--- EXERCISE ---
Using the listing below, copy every line that mentions "legend".

--- Excerpt from a dataset ---
>> begin

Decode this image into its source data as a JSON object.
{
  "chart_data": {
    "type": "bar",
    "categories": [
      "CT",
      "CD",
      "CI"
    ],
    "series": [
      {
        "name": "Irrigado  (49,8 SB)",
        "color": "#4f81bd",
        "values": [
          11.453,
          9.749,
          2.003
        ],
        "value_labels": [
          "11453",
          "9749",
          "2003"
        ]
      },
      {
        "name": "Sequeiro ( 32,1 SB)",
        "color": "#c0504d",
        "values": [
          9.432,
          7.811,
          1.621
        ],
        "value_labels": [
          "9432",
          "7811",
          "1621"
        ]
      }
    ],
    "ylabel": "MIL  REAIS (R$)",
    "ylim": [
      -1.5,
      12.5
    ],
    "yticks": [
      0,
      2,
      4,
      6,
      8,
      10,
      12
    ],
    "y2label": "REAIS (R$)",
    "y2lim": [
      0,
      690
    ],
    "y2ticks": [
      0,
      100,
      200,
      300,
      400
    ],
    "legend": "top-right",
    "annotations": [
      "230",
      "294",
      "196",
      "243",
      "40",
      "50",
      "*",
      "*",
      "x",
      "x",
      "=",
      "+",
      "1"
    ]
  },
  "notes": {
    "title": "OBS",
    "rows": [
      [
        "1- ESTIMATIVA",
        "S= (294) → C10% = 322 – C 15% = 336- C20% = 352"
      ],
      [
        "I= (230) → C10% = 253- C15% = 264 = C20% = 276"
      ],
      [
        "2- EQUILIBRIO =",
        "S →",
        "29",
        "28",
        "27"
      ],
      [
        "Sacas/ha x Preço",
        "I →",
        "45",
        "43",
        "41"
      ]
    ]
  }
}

>> end
>> begin

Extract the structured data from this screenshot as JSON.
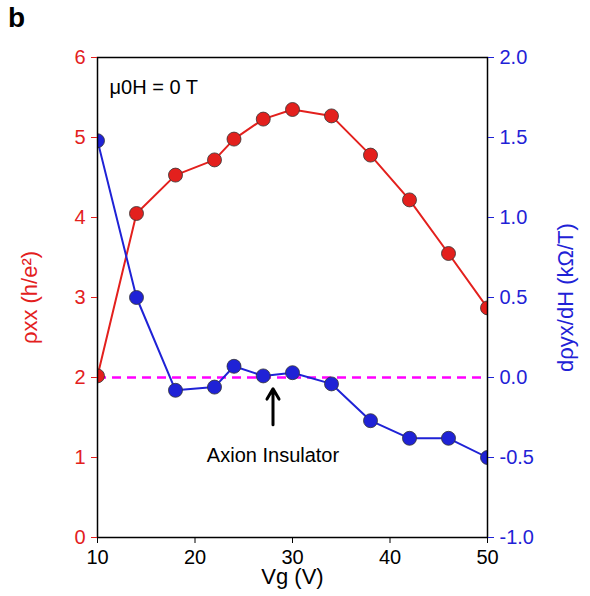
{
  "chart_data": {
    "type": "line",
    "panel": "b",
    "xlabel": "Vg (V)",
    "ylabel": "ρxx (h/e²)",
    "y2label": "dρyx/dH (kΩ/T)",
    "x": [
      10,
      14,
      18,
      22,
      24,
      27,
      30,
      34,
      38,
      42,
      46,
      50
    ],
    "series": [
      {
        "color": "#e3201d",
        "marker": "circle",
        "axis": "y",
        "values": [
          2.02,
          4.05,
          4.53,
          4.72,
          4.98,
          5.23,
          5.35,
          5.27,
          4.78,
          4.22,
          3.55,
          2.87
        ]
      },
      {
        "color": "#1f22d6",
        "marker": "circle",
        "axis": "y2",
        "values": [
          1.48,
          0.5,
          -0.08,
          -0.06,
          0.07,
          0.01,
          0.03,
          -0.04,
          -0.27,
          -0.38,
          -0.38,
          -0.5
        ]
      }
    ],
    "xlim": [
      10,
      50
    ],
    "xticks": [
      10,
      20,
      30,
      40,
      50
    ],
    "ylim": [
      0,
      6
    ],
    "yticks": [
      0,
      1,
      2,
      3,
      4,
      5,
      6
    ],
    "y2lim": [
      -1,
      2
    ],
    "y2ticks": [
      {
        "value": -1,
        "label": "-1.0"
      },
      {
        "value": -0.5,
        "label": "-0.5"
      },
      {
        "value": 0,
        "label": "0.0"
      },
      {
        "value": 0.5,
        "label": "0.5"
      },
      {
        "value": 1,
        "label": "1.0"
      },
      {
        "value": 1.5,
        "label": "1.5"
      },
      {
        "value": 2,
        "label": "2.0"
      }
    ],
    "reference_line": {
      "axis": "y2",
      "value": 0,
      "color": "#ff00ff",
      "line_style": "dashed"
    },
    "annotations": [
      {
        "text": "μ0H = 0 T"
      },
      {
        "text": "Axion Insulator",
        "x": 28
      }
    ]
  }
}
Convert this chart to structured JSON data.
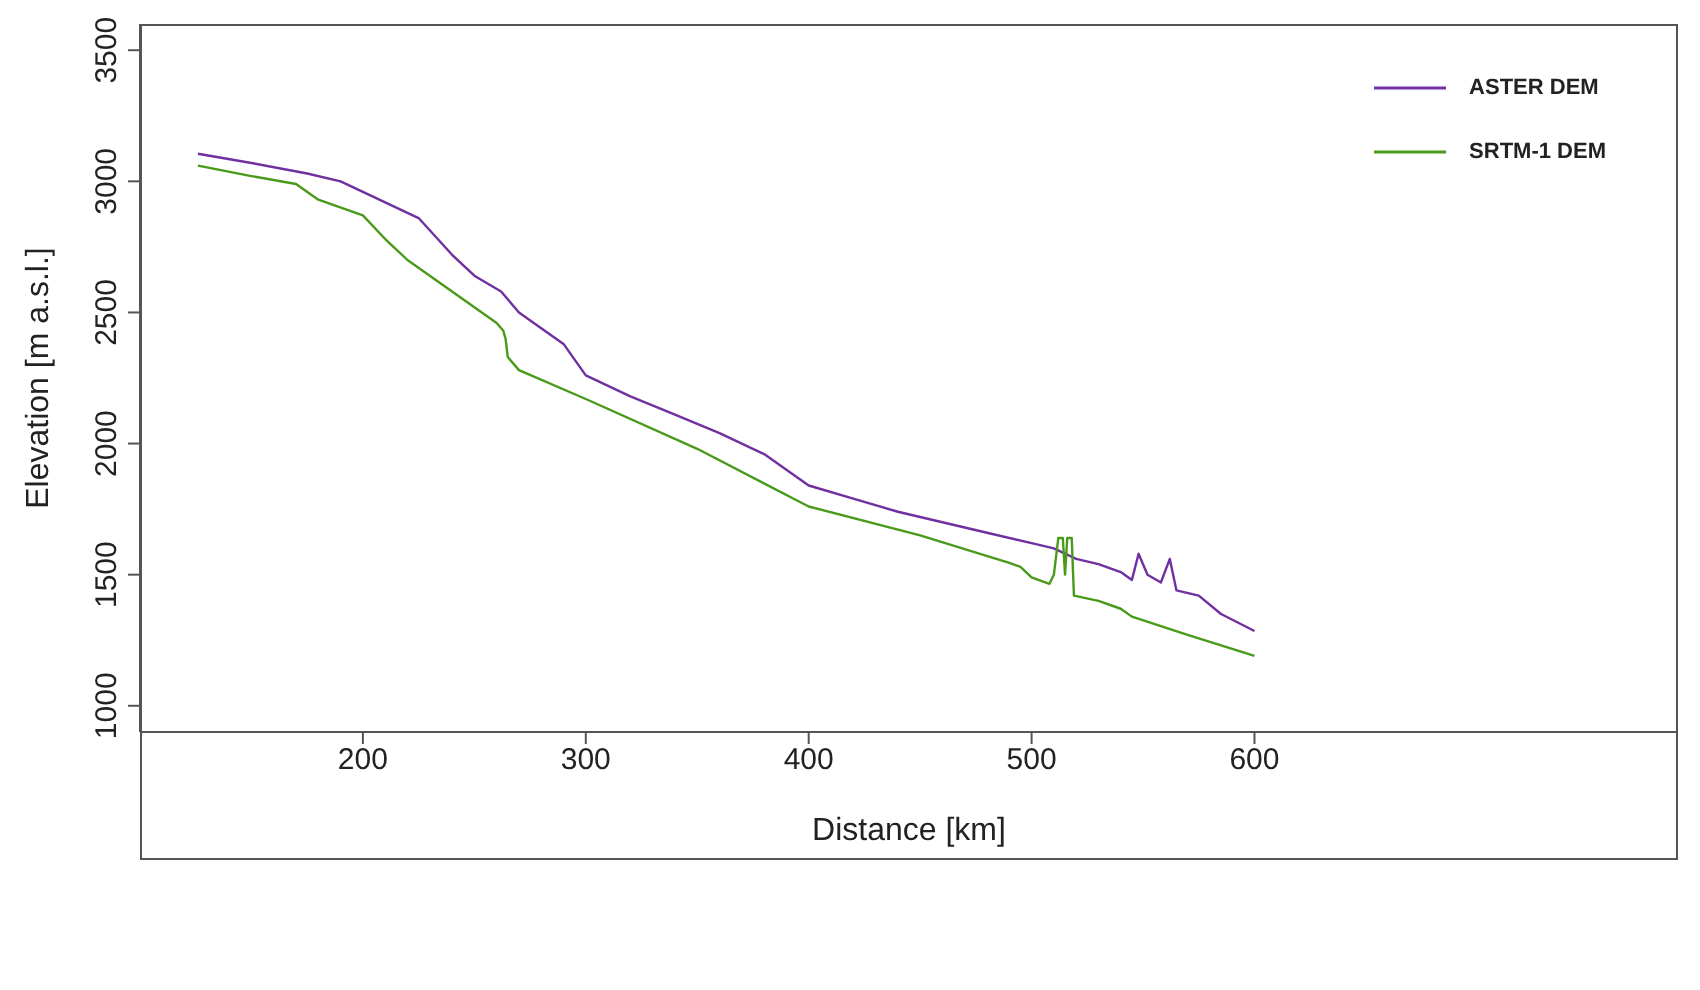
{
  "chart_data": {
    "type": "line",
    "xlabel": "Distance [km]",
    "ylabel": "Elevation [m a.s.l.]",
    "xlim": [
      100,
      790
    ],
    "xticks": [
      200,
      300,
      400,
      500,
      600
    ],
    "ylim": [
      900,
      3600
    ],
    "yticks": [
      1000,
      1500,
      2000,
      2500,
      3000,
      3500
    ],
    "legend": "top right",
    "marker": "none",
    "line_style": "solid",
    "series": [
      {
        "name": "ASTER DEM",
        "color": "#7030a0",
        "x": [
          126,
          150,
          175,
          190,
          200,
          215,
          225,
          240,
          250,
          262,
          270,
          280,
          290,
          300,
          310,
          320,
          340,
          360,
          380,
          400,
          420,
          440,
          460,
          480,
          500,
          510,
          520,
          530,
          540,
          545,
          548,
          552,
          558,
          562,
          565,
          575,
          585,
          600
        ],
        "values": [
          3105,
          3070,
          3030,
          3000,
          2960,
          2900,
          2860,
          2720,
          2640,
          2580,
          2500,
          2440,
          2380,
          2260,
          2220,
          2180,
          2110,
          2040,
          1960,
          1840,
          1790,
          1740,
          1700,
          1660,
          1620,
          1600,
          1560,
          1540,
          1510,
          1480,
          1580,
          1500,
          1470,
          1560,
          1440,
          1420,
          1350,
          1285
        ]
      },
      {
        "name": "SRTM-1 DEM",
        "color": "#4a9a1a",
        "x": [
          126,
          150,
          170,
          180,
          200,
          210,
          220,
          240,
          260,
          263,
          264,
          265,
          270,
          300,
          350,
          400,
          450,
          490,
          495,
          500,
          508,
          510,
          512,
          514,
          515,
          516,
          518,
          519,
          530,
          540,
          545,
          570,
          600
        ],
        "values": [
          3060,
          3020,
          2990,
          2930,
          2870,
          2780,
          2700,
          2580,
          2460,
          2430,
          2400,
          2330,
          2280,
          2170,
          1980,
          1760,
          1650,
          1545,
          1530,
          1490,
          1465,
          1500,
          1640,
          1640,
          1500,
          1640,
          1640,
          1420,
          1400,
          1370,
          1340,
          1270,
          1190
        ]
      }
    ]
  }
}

>> end
>> begin

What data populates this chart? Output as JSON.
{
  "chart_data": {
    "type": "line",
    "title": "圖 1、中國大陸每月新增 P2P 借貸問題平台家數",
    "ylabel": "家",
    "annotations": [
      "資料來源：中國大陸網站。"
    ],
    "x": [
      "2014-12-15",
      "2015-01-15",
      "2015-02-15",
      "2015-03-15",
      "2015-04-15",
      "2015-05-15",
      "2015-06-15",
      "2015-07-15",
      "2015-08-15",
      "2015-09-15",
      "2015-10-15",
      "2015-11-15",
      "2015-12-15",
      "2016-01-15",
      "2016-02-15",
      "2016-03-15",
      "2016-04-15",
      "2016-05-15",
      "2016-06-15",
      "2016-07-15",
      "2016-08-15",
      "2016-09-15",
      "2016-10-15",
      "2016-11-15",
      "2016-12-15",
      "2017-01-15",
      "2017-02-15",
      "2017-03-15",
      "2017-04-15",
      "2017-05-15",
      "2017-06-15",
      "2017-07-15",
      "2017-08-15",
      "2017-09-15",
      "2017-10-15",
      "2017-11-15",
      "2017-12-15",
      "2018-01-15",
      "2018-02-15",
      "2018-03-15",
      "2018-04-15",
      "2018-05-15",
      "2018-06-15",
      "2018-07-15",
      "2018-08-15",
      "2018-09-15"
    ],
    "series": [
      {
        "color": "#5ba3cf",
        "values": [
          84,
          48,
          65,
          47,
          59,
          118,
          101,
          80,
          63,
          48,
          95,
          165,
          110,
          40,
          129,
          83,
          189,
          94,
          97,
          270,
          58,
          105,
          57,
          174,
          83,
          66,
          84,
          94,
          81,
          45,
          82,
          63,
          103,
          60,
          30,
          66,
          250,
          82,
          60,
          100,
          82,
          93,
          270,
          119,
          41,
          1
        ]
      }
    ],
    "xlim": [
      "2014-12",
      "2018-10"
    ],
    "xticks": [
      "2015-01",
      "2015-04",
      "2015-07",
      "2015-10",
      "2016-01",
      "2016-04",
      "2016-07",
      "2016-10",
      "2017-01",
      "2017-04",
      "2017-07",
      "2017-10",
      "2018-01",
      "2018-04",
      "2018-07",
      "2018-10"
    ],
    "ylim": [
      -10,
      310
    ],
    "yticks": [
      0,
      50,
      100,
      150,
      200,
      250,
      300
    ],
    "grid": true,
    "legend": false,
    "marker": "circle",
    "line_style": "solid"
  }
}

>> end

--- OUTPUT FOR THIS EXERCISE ---
    "legend": "top-right",
    "legend": "top right",
    "legend": false,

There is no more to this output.